→ **WHAT NEEDS TO BE DONE**: From the listing below, count the lines where the string "value" occurs. Give the number, with no other words.
------------------------------------------------------------
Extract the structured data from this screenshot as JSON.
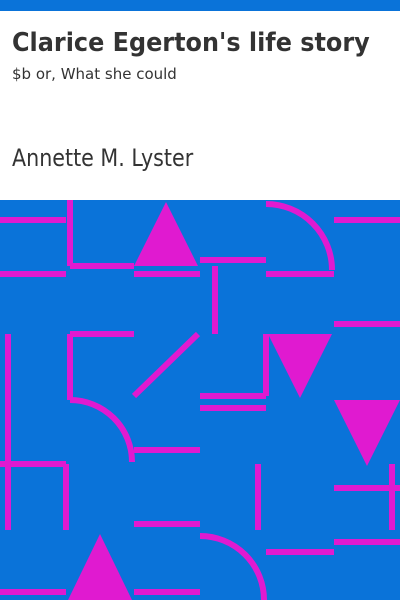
{
  "book": {
    "title": "Clarice Egerton's life story",
    "subtitle": "$b or, What she could",
    "author": "Annette M. Lyster"
  },
  "colors": {
    "header_bar": "#0a73d9",
    "pattern_background": "#0a73d9",
    "pattern_lines": "#e01ad0",
    "text": "#333333",
    "page_background": "#ffffff"
  }
}
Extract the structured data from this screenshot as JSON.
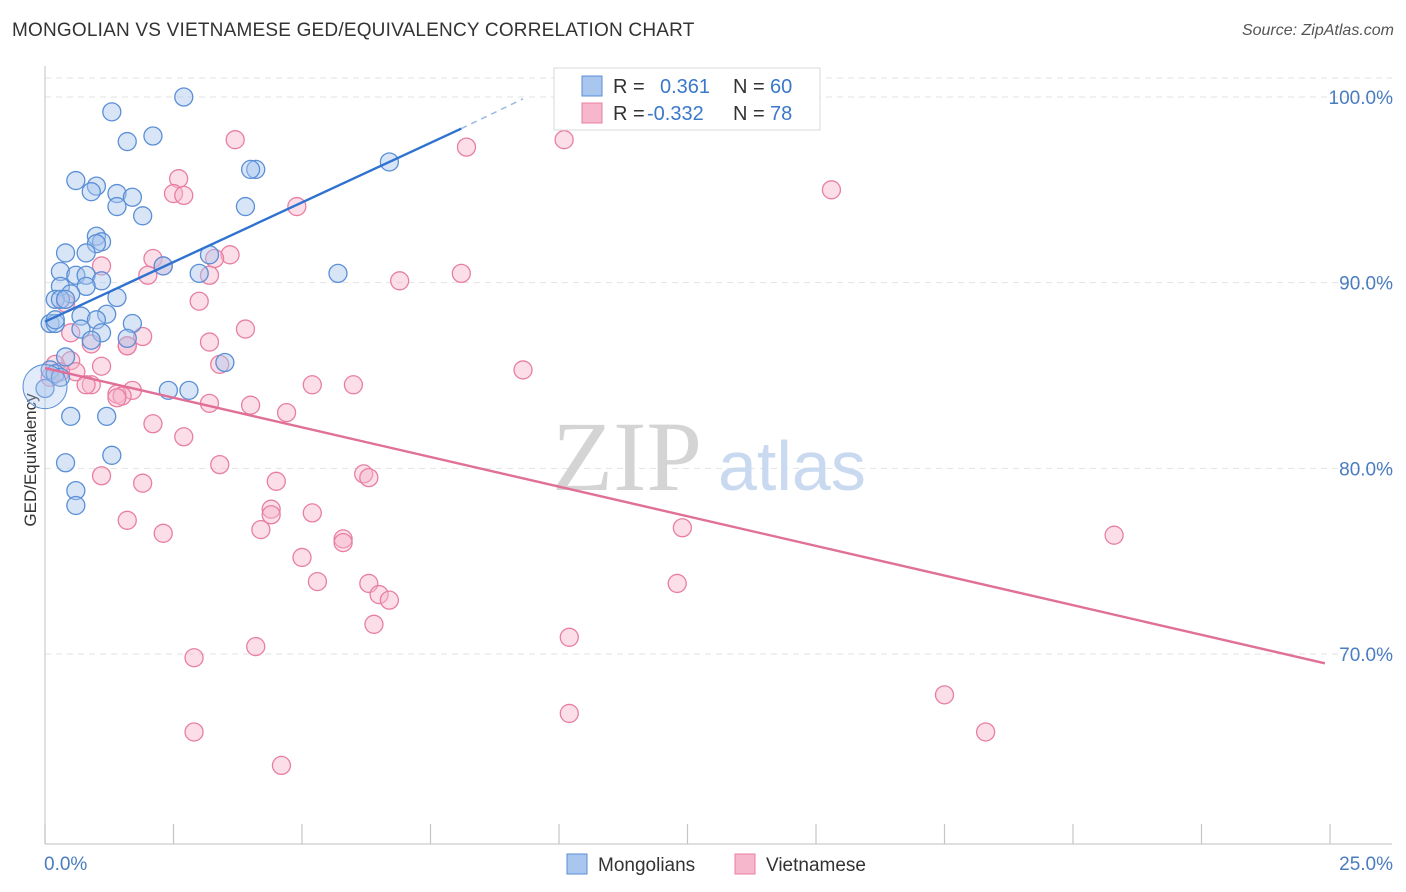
{
  "header": {
    "title": "MONGOLIAN VS VIETNAMESE GED/EQUIVALENCY CORRELATION CHART",
    "source": "Source: ZipAtlas.com"
  },
  "watermark": {
    "zip": "ZIP",
    "atlas": "atlas"
  },
  "stats_legend": {
    "r_label": "R =",
    "n_label": "N =",
    "rows": [
      {
        "r": "0.361",
        "n": "60"
      },
      {
        "r": "-0.332",
        "n": "78"
      }
    ]
  },
  "chart_data": {
    "type": "scatter",
    "title": "MONGOLIAN VS VIETNAMESE GED/EQUIVALENCY CORRELATION CHART",
    "xlabel": "",
    "ylabel": "GED/Equivalency",
    "xlim": [
      0,
      25
    ],
    "ylim": [
      62,
      102
    ],
    "y_ticks": [
      {
        "value": 70,
        "label": "70.0%"
      },
      {
        "value": 80,
        "label": "80.0%"
      },
      {
        "value": 90,
        "label": "90.0%"
      },
      {
        "value": 100,
        "label": "100.0%"
      }
    ],
    "x_tick_labels": [
      {
        "value": 0,
        "label": "0.0%"
      },
      {
        "value": 25,
        "label": "25.0%"
      }
    ],
    "grid": true,
    "legend_position": "bottom-center",
    "colors": {
      "blue_fill": "#a9c6ee",
      "blue_stroke": "#5b8fd6",
      "blue_line": "#2f72cf",
      "pink_fill": "#f6b6cb",
      "pink_stroke": "#e87fa3",
      "pink_line": "#e07098"
    },
    "series": [
      {
        "name": "Mongolians",
        "color": "blue",
        "trend": {
          "x_start": 0,
          "y_start": 87.9,
          "x_end": 8.1,
          "y_end": 98.3,
          "dash_x_end": 9.3,
          "dash_y_end": 99.9
        },
        "points": [
          [
            2.7,
            100.0
          ],
          [
            1.3,
            99.2
          ],
          [
            1.6,
            97.6
          ],
          [
            2.1,
            97.9
          ],
          [
            4.1,
            96.1
          ],
          [
            4.0,
            96.1
          ],
          [
            6.7,
            96.5
          ],
          [
            0.6,
            95.5
          ],
          [
            1.0,
            95.2
          ],
          [
            0.9,
            94.9
          ],
          [
            1.4,
            94.8
          ],
          [
            1.7,
            94.6
          ],
          [
            1.4,
            94.1
          ],
          [
            3.9,
            94.1
          ],
          [
            1.9,
            93.6
          ],
          [
            1.0,
            92.5
          ],
          [
            1.1,
            92.2
          ],
          [
            1.0,
            92.1
          ],
          [
            0.4,
            91.6
          ],
          [
            0.8,
            91.6
          ],
          [
            3.2,
            91.5
          ],
          [
            2.3,
            90.9
          ],
          [
            0.3,
            90.6
          ],
          [
            0.6,
            90.4
          ],
          [
            0.8,
            90.4
          ],
          [
            3.0,
            90.5
          ],
          [
            5.7,
            90.5
          ],
          [
            1.1,
            90.1
          ],
          [
            0.3,
            89.8
          ],
          [
            0.8,
            89.8
          ],
          [
            0.5,
            89.4
          ],
          [
            0.2,
            89.1
          ],
          [
            0.3,
            89.1
          ],
          [
            0.4,
            89.1
          ],
          [
            1.4,
            89.2
          ],
          [
            0.7,
            88.2
          ],
          [
            1.2,
            88.3
          ],
          [
            1.0,
            88.0
          ],
          [
            0.1,
            87.8
          ],
          [
            0.2,
            87.8
          ],
          [
            0.7,
            87.5
          ],
          [
            1.1,
            87.3
          ],
          [
            1.7,
            87.8
          ],
          [
            0.9,
            86.9
          ],
          [
            1.6,
            87.0
          ],
          [
            0.4,
            86.0
          ],
          [
            3.5,
            85.7
          ],
          [
            0.1,
            85.3
          ],
          [
            0.2,
            85.1
          ],
          [
            2.4,
            84.2
          ],
          [
            2.8,
            84.2
          ],
          [
            0.0,
            84.3
          ],
          [
            0.5,
            82.8
          ],
          [
            1.2,
            82.8
          ],
          [
            1.3,
            80.7
          ],
          [
            0.4,
            80.3
          ],
          [
            0.6,
            78.8
          ],
          [
            0.6,
            78.0
          ],
          [
            0.3,
            84.9
          ],
          [
            0.2,
            88.0
          ]
        ]
      },
      {
        "name": "Vietnamese",
        "color": "pink",
        "trend": {
          "x_start": 0,
          "y_start": 85.4,
          "x_end": 24.9,
          "y_end": 69.5
        },
        "points": [
          [
            3.7,
            97.7
          ],
          [
            10.1,
            97.7
          ],
          [
            8.2,
            97.3
          ],
          [
            15.3,
            95.0
          ],
          [
            2.6,
            95.6
          ],
          [
            2.5,
            94.8
          ],
          [
            2.7,
            94.7
          ],
          [
            4.9,
            94.1
          ],
          [
            3.6,
            91.5
          ],
          [
            2.1,
            91.3
          ],
          [
            3.3,
            91.3
          ],
          [
            1.1,
            90.9
          ],
          [
            2.3,
            90.9
          ],
          [
            3.2,
            90.4
          ],
          [
            2.0,
            90.4
          ],
          [
            8.1,
            90.5
          ],
          [
            6.9,
            90.1
          ],
          [
            3.0,
            89.0
          ],
          [
            0.4,
            88.9
          ],
          [
            0.5,
            87.3
          ],
          [
            3.9,
            87.5
          ],
          [
            1.9,
            87.1
          ],
          [
            3.2,
            86.8
          ],
          [
            1.6,
            86.6
          ],
          [
            0.9,
            86.7
          ],
          [
            0.5,
            85.8
          ],
          [
            1.1,
            85.5
          ],
          [
            0.2,
            85.6
          ],
          [
            3.4,
            85.6
          ],
          [
            0.6,
            85.2
          ],
          [
            9.3,
            85.3
          ],
          [
            0.1,
            84.9
          ],
          [
            0.9,
            84.5
          ],
          [
            5.2,
            84.5
          ],
          [
            6.0,
            84.5
          ],
          [
            1.7,
            84.2
          ],
          [
            1.4,
            84.0
          ],
          [
            1.5,
            83.9
          ],
          [
            1.4,
            83.8
          ],
          [
            3.2,
            83.5
          ],
          [
            4.0,
            83.4
          ],
          [
            4.7,
            83.0
          ],
          [
            2.1,
            82.4
          ],
          [
            2.7,
            81.7
          ],
          [
            3.4,
            80.2
          ],
          [
            1.1,
            79.6
          ],
          [
            6.2,
            79.7
          ],
          [
            6.3,
            79.5
          ],
          [
            4.5,
            79.3
          ],
          [
            1.9,
            79.2
          ],
          [
            4.4,
            77.8
          ],
          [
            5.2,
            77.6
          ],
          [
            4.4,
            77.5
          ],
          [
            1.6,
            77.2
          ],
          [
            4.2,
            76.7
          ],
          [
            12.4,
            76.8
          ],
          [
            2.3,
            76.5
          ],
          [
            5.8,
            76.2
          ],
          [
            20.8,
            76.4
          ],
          [
            5.8,
            76.0
          ],
          [
            5.0,
            75.2
          ],
          [
            5.3,
            73.9
          ],
          [
            6.3,
            73.8
          ],
          [
            12.3,
            73.8
          ],
          [
            6.5,
            73.2
          ],
          [
            6.7,
            72.9
          ],
          [
            6.4,
            71.6
          ],
          [
            10.2,
            70.9
          ],
          [
            4.1,
            70.4
          ],
          [
            2.9,
            69.8
          ],
          [
            10.2,
            66.8
          ],
          [
            17.5,
            67.8
          ],
          [
            2.9,
            65.8
          ],
          [
            18.3,
            65.8
          ],
          [
            4.6,
            64.0
          ],
          [
            1.6,
            86.6
          ],
          [
            0.8,
            84.5
          ],
          [
            0.3,
            85.2
          ]
        ]
      }
    ]
  },
  "bottom_legend": {
    "items": [
      {
        "label": "Mongolians"
      },
      {
        "label": "Vietnamese"
      }
    ]
  }
}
------------------------------------------------------------
→ **ANSWER TO THIS TASK**: 6